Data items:
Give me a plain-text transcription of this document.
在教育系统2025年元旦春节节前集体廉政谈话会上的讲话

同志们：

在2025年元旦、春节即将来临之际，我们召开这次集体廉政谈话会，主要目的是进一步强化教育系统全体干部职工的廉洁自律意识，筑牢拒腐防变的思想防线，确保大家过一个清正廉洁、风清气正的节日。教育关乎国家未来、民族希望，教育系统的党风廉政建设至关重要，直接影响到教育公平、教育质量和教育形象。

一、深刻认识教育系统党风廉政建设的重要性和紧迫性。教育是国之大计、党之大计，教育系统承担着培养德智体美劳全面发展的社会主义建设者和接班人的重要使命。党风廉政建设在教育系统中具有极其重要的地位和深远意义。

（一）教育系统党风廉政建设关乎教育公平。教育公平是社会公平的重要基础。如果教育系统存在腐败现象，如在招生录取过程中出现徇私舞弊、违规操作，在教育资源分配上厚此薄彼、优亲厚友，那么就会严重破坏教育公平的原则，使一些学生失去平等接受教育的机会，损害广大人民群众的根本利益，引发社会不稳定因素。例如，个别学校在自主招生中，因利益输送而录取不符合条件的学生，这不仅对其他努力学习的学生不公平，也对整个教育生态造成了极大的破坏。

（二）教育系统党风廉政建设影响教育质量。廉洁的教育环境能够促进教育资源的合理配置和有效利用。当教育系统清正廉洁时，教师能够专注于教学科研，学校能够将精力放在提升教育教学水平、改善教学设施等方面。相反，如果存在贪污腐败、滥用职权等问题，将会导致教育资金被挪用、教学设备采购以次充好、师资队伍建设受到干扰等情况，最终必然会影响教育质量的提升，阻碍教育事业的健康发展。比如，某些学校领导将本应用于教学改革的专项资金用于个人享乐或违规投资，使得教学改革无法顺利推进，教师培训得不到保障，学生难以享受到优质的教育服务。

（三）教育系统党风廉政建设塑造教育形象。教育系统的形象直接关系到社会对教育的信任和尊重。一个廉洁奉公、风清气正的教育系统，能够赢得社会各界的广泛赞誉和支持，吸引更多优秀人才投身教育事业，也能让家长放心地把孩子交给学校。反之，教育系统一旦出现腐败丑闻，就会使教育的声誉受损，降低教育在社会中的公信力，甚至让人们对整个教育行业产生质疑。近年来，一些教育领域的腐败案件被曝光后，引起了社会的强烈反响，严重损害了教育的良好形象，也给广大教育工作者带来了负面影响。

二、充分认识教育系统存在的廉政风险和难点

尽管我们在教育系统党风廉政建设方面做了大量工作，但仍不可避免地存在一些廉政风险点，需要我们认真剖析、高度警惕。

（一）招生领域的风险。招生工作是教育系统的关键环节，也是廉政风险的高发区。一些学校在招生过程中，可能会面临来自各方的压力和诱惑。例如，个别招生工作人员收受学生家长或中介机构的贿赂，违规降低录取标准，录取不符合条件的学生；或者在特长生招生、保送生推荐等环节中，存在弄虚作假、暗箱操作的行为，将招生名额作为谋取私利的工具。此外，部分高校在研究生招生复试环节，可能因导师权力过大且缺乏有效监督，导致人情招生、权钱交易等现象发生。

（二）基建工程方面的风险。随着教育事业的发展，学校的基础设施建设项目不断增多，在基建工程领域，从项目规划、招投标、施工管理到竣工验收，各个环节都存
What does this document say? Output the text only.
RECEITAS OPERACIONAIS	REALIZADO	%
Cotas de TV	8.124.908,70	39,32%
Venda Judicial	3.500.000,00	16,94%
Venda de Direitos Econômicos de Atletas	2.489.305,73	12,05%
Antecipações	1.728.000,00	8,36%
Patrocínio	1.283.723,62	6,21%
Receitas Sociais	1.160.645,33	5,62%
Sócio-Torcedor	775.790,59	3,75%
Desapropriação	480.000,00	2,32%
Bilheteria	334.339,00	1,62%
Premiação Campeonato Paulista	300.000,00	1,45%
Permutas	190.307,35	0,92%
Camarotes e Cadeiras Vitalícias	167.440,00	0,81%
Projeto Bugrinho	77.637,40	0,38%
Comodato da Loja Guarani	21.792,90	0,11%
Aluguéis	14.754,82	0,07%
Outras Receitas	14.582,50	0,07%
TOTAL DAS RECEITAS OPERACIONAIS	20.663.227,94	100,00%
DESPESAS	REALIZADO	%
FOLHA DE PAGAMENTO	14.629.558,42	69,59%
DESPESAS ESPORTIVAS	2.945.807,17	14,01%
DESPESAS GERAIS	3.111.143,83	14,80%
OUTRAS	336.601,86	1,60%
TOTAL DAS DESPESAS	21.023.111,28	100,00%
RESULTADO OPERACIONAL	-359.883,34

**Request:**
Retype all of the material above with every character intact.

**Response to this exercise:**
Give me a plain-text transcription of this document.
在教育系统2025年元旦春节节前集体廉政谈话会上的讲话

同志们：

在2025年元旦、春节即将来临之际，我们召开这次集体廉政谈话会，主要目的是进一步强化教育系统全体干部职工的廉洁自律意识，筑牢拒腐防变的思想防线，确保大家过一个清正廉洁、风清气正的节日。教育关乎国家未来、民族希望，教育系统的党风廉政建设至关重要，直接影响到教育公平、教育质量和教育形象。

一、深刻认识教育系统党风廉政建设的重要性和紧迫性。教育是国之大计、党之大计，教育系统承担着培养德智体美劳全面发展的社会主义建设者和接班人的重要使命。党风廉政建设在教育系统中具有极其重要的地位和深远意义。

（一）教育系统党风廉政建设关乎教育公平。教育公平是社会公平的重要基础。如果教育系统存在腐败现象，如在招生录取过程中出现徇私舞弊、违规操作，在教育资源分配上厚此薄彼、优亲厚友，那么就会严重破坏教育公平的原则，使一些学生失去平等接受教育的机会，损害广大人民群众的根本利益，引发社会不稳定因素。例如，个别学校在自主招生中，因利益输送而录取不符合条件的学生，这不仅对其他努力学习的学生不公平，也对整个教育生态造成了极大的破坏。

（二）教育系统党风廉政建设影响教育质量。廉洁的教育环境能够促进教育资源的合理配置和有效利用。当教育系统清正廉洁时，教师能够专注于教学科研，学校能够将精力放在提升教育教学水平、改善教学设施等方面。相反，如果存在贪污腐败、滥用职权等问题，将会导致教育资金被挪用、教学设备采购以次充好、师资队伍建设受到干扰等情况，最终必然会影响教育质量的提升，阻碍教育事业的健康发展。比如，某些学校领导将本应用于教学改革的专项资金用于个人享乐或违规投资，使得教学改革无法顺利推进，教师培训得不到保障，学生难以享受到优质的教育服务。

（三）教育系统党风廉政建设塑造教育形象。教育系统的形象直接关系到社会对教育的信任和尊重。一个廉洁奉公、风清气正的教育系统，能够赢得社会各界的广泛赞誉和支持，吸引更多优秀人才投身教育事业，也能让家长放心地把孩子交给学校。反之，教育系统一旦出现腐败丑闻，就会使教育的声誉受损，降低教育在社会中的公信力，甚至让人们对整个教育行业产生质疑。近年来，一些教育领域的腐败案件被曝光后，引起了社会的强烈反响，严重损害了教育的良好形象，也给广大教育工作者带来了负面影响。

二、充分认识教育系统存在的廉政风险和难点

尽管我们在教育系统党风廉政建设方面做了大量工作，但仍不可避免地存在一些廉政风险点，需要我们认真剖析、高度警惕。

（一）招生领域的风险。招生工作是教育系统的关键环节，也是廉政风险的高发区。一些学校在招生过程中，可能会面临来自各方的压力和诱惑。例如，个别招生工作人员收受学生家长或中介机构的贿赂，违规降低录取标准，录取不符合条件的学生；或者在特长生招生、保送生推荐等环节中，存在弄虚作假、暗箱操作的行为，将招生名额作为谋取私利的工具。此外，部分高校在研究生招生复试环节，可能因导师权力过大且缺乏有效监督，导致人情招生、权钱交易等现象发生。

（二）基建工程方面的风险。随着教育事业的发展，学校的基础设施建设项目不断增多，在基建工程领域，从项目规划、招投标、施工管理到竣工验收，各个环节都存
What does this document say? Output the text only.
RECEITAS OPERACIONAIS	REALIZADO	%
Cotas de TV	8.124.908,70	39,32%
Venda Judicial	3.500.000,00	16,94%
Venda de Direitos Econômicos de Atletas	2.489.305,73	12,05%
Antecipações	1.728.000,00	8,36%
Patrocínio	1.283.723,62	6,21%
Receitas Sociais	1.160.645,33	5,62%
Sócio-Torcedor	775.790,59	3,75%
Desapropriação	480.000,00	2,32%
Bilheteria	334.339,00	1,62%
Premiação Campeonato Paulista	300.000,00	1,45%
Permutas	190.307,35	0,92%
Camarotes e Cadeiras Vitalícias	167.440,00	0,81%
Projeto Bugrinho	77.637,40	0,38%
Comodato da Loja Guarani	21.792,90	0,11%
Aluguéis	14.754,82	0,07%
Outras Receitas	14.582,50	0,07%
TOTAL DAS RECEITAS OPERACIONAIS	20.663.227,94	100,00%
DESPESAS	REALIZADO	%
FOLHA DE PAGAMENTO	14.629.558,42	69,59%
DESPESAS ESPORTIVAS	2.945.807,17	14,01%
DESPESAS GERAIS	3.111.143,83	14,80%
OUTRAS	336.601,86	1,60%
TOTAL DAS DESPESAS	21.023.111,28	100,00%
RESULTADO OPERACIONAL	-359.883,34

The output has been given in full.